— Start —

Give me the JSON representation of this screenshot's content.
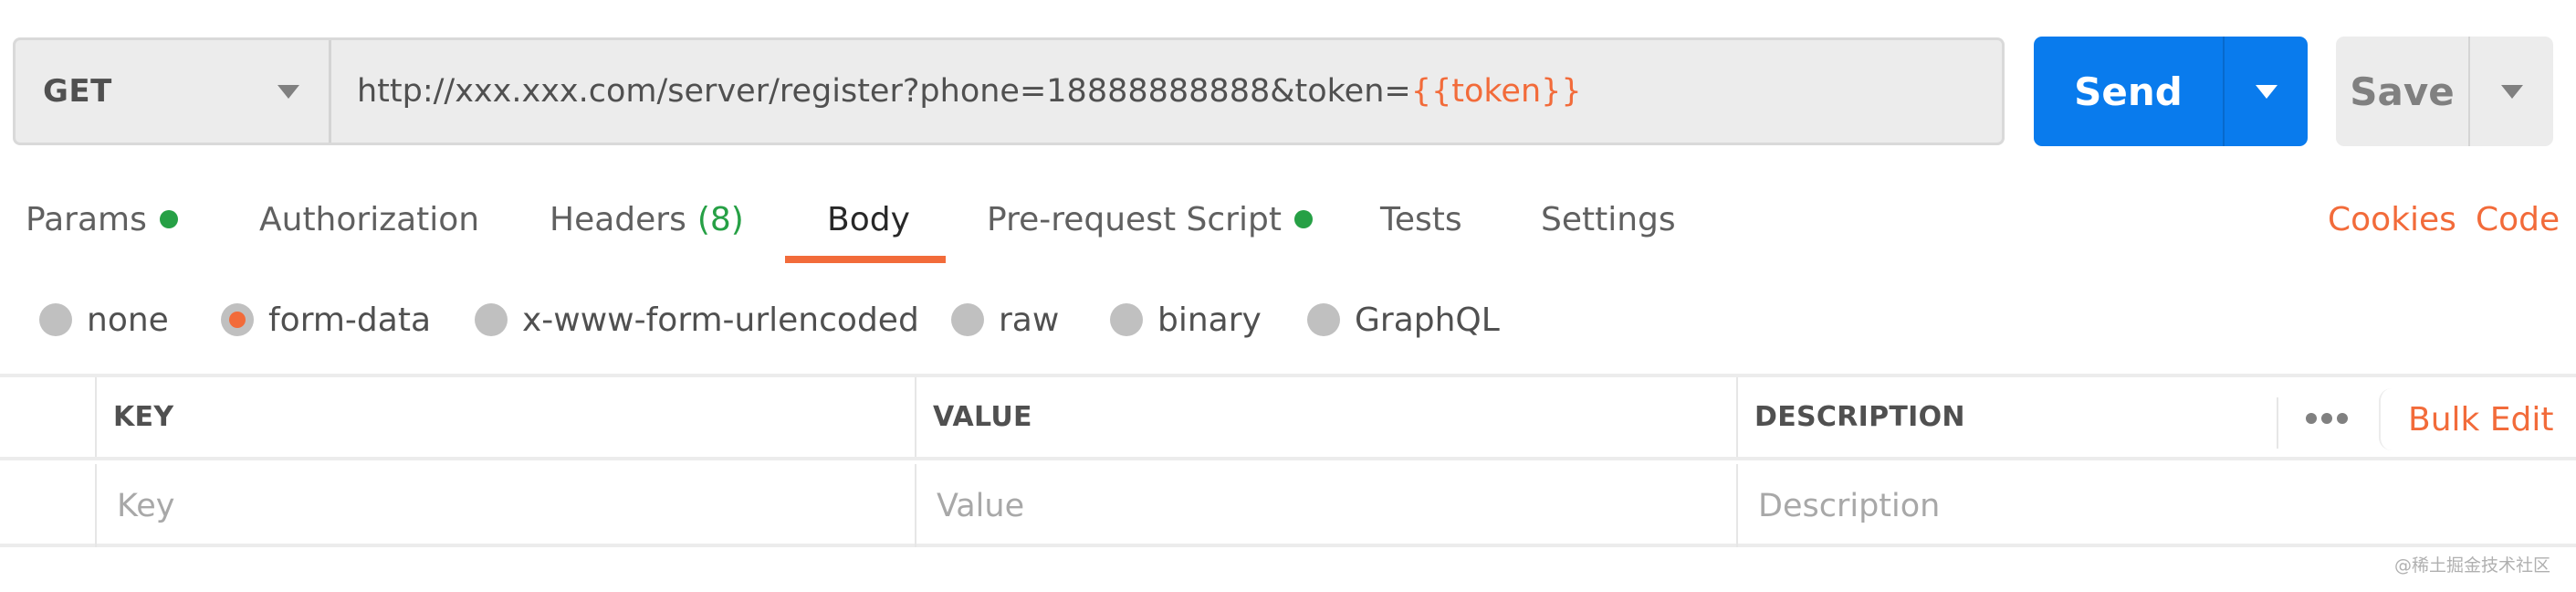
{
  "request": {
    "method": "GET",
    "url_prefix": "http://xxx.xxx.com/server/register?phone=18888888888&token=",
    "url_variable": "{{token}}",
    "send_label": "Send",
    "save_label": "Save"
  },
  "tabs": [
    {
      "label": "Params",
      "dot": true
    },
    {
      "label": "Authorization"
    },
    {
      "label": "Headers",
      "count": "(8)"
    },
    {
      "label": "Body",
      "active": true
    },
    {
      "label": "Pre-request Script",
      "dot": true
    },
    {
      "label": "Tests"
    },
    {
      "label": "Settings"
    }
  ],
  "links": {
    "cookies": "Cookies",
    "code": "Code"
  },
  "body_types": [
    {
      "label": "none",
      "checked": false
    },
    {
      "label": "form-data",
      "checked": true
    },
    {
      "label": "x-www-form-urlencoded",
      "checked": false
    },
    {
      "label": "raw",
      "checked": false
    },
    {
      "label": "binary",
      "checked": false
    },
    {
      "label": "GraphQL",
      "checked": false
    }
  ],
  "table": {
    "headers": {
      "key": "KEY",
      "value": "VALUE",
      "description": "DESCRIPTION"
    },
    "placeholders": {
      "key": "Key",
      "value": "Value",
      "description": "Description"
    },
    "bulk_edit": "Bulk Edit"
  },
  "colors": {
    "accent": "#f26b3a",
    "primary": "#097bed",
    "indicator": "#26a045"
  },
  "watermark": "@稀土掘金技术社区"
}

— End —

§ Written problem:
Transcribe every record above exactly as written, leaving out any pictures.

§ Written solution:
Give me the JSON representation of this screenshot's content.
{
  "request": {
    "method": "GET",
    "url_prefix": "http://xxx.xxx.com/server/register?phone=18888888888&token=",
    "url_variable": "{{token}}",
    "send_label": "Send",
    "save_label": "Save"
  },
  "tabs": [
    {
      "label": "Params",
      "dot": true
    },
    {
      "label": "Authorization"
    },
    {
      "label": "Headers",
      "count": "(8)"
    },
    {
      "label": "Body",
      "active": true
    },
    {
      "label": "Pre-request Script",
      "dot": true
    },
    {
      "label": "Tests"
    },
    {
      "label": "Settings"
    }
  ],
  "links": {
    "cookies": "Cookies",
    "code": "Code"
  },
  "body_types": [
    {
      "label": "none",
      "checked": false
    },
    {
      "label": "form-data",
      "checked": true
    },
    {
      "label": "x-www-form-urlencoded",
      "checked": false
    },
    {
      "label": "raw",
      "checked": false
    },
    {
      "label": "binary",
      "checked": false
    },
    {
      "label": "GraphQL",
      "checked": false
    }
  ],
  "table": {
    "headers": {
      "key": "KEY",
      "value": "VALUE",
      "description": "DESCRIPTION"
    },
    "placeholders": {
      "key": "Key",
      "value": "Value",
      "description": "Description"
    },
    "bulk_edit": "Bulk Edit"
  },
  "colors": {
    "accent": "#f26b3a",
    "primary": "#097bed",
    "indicator": "#26a045"
  },
  "watermark": "@稀土掘金技术社区"
}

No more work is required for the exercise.